Exclude the pictures, then copy all remaining records exactly.

───── PROVIDED DATA

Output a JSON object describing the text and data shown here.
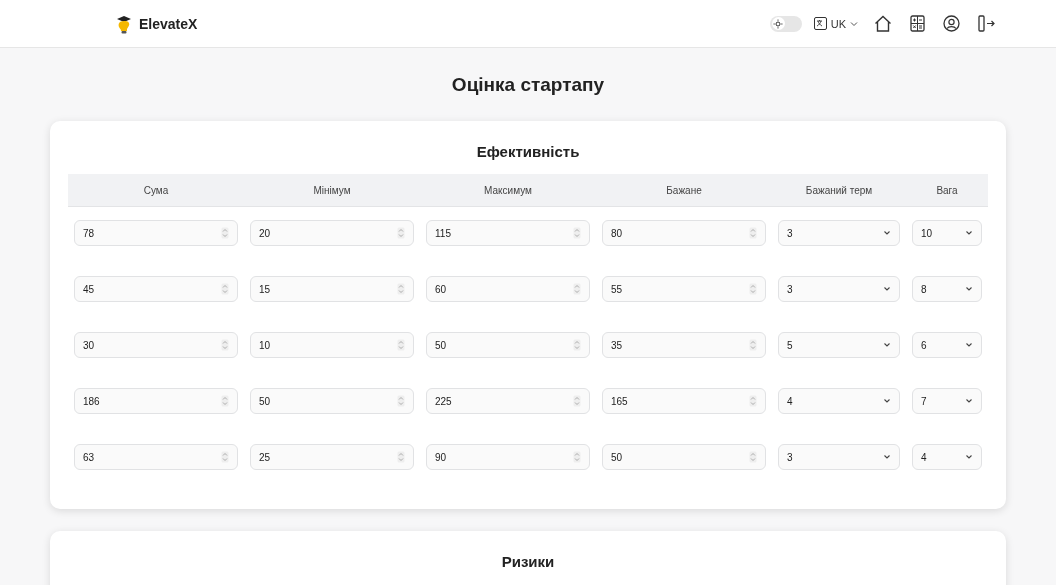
{
  "header": {
    "logo": "ElevateX",
    "theme_toggle": {
      "on": false
    },
    "language": "UK"
  },
  "page_title": "Оцінка стартапу",
  "efficiency": {
    "title": "Ефективність",
    "columns": [
      "Сума",
      "Мінімум",
      "Максимум",
      "Бажане",
      "Бажаний терм",
      "Вага"
    ],
    "rows": [
      {
        "values": [
          "78",
          "20",
          "115",
          "80"
        ],
        "term": "3",
        "weight": "10"
      },
      {
        "values": [
          "45",
          "15",
          "60",
          "55"
        ],
        "term": "3",
        "weight": "8"
      },
      {
        "values": [
          "30",
          "10",
          "50",
          "35"
        ],
        "term": "5",
        "weight": "6"
      },
      {
        "values": [
          "186",
          "50",
          "225",
          "165"
        ],
        "term": "4",
        "weight": "7"
      },
      {
        "values": [
          "63",
          "25",
          "90",
          "50"
        ],
        "term": "3",
        "weight": "4"
      }
    ]
  },
  "risks": {
    "title": "Ризики"
  }
}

──────────

**WRITTEN RESPONSE:**
Output a JSON object describing the text and data shown here.
{
  "header": {
    "logo": "ElevateX",
    "theme_toggle": {
      "on": false
    },
    "language": "UK"
  },
  "page_title": "Оцінка стартапу",
  "efficiency": {
    "title": "Ефективність",
    "columns": [
      "Сума",
      "Мінімум",
      "Максимум",
      "Бажане",
      "Бажаний терм",
      "Вага"
    ],
    "rows": [
      {
        "values": [
          "78",
          "20",
          "115",
          "80"
        ],
        "term": "3",
        "weight": "10"
      },
      {
        "values": [
          "45",
          "15",
          "60",
          "55"
        ],
        "term": "3",
        "weight": "8"
      },
      {
        "values": [
          "30",
          "10",
          "50",
          "35"
        ],
        "term": "5",
        "weight": "6"
      },
      {
        "values": [
          "186",
          "50",
          "225",
          "165"
        ],
        "term": "4",
        "weight": "7"
      },
      {
        "values": [
          "63",
          "25",
          "90",
          "50"
        ],
        "term": "3",
        "weight": "4"
      }
    ]
  },
  "risks": {
    "title": "Ризики"
  }
}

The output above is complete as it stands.